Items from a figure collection
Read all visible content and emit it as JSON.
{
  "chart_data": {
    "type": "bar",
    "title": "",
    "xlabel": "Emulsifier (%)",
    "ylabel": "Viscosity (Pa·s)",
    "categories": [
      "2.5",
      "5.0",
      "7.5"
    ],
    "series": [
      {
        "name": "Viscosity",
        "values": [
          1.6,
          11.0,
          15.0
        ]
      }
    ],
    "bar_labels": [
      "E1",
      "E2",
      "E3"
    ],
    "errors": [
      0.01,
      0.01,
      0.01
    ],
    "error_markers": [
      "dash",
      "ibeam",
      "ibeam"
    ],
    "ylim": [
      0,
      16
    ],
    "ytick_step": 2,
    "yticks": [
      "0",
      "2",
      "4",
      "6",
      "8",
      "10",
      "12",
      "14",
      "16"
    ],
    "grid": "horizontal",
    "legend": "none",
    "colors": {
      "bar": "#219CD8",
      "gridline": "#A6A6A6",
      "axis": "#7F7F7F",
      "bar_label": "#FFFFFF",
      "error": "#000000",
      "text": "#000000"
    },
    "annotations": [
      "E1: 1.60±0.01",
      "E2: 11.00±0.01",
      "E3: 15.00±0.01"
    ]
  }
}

Task -
Each entry above is to be printed again exactly.

Correct output -
Read all visible content and emit it as JSON.
{
  "chart_data": {
    "type": "bar",
    "title": "",
    "xlabel": "Emulsifier (%)",
    "ylabel": "Viscosity (Pa·s)",
    "categories": [
      "2.5",
      "5.0",
      "7.5"
    ],
    "series": [
      {
        "name": "Viscosity",
        "values": [
          1.6,
          11.0,
          15.0
        ]
      }
    ],
    "bar_labels": [
      "E1",
      "E2",
      "E3"
    ],
    "errors": [
      0.01,
      0.01,
      0.01
    ],
    "error_markers": [
      "dash",
      "ibeam",
      "ibeam"
    ],
    "ylim": [
      0,
      16
    ],
    "ytick_step": 2,
    "yticks": [
      "0",
      "2",
      "4",
      "6",
      "8",
      "10",
      "12",
      "14",
      "16"
    ],
    "grid": "horizontal",
    "legend": "none",
    "colors": {
      "bar": "#219CD8",
      "gridline": "#A6A6A6",
      "axis": "#7F7F7F",
      "bar_label": "#FFFFFF",
      "error": "#000000",
      "text": "#000000"
    },
    "annotations": [
      "E1: 1.60±0.01",
      "E2: 11.00±0.01",
      "E3: 15.00±0.01"
    ]
  }
}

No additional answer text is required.